■ BRIEF ■
List every figure label that appears in the passage on pistils below.

___ TEXT FOR ANALYSIS

All these flowers have only one real pistil,—one pistil which may persuade you, by the way in which it separates above, into thinking that there are more than one. So you must be on your guard in this respect, and remember that flowers have a way of playing tricks with all but the most wide-awake of boys and girls. Look long and carefully before you declare that a flower has only one pistil.

Fig. 193

Here we see half of a buttercup (Fig. [194]). The buttercup has a great many entirely separate pistils. Look sharply at the picture, and you will see them crowded upon the little thimble-shaped object in the middle of the blossom. Do not confuse them with the stamens, for the buttercup has also a great many stamens. When buttercup time comes round, I want every one of you to look at these many pistils and stamens.

Fig. 194

Fig. 195

The next picture (Fig. [195]) shows you a strawberry. In the strawberry blossom the pistils are so small, and so crowded, and so hidden by the many stamens, that it is not easy to see them; and so I show you the full-grown berry, with little pistils scattered all over its surface. Each of those tiny objects which stand out on the strawberry is a separate pistil.

Whenever you look at a flower, I want you to remember that its bright flower leaves will soon fade and fall, and that its stamens will lose their pollen and wither away, but that the pistil or pistils will remain, turning at last into the ripened fruit,—the fruit which is the end, the aim, the object, of the plant’s life.

______
___ SUPPLIED INFORMATION

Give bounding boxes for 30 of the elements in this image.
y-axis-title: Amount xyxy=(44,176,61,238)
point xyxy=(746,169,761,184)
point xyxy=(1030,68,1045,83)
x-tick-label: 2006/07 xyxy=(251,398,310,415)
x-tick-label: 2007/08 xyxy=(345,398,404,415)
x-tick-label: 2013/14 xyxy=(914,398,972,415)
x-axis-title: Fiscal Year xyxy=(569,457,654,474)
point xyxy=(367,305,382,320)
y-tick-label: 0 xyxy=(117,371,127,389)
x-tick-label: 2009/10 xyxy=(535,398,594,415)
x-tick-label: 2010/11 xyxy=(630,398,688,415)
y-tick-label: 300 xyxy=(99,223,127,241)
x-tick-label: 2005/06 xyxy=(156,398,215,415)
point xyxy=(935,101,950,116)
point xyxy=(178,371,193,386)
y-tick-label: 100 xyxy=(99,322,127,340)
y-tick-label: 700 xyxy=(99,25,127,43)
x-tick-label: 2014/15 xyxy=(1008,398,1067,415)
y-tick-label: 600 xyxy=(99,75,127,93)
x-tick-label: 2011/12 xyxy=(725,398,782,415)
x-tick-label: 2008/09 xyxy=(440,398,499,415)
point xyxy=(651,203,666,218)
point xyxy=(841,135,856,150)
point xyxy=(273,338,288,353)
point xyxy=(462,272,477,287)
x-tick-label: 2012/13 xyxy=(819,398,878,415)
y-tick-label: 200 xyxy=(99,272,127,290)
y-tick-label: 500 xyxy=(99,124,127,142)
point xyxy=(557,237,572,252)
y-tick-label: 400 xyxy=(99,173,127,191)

______

■ TASK RESULT ■
Fig. 193, Fig. 194, Fig. 195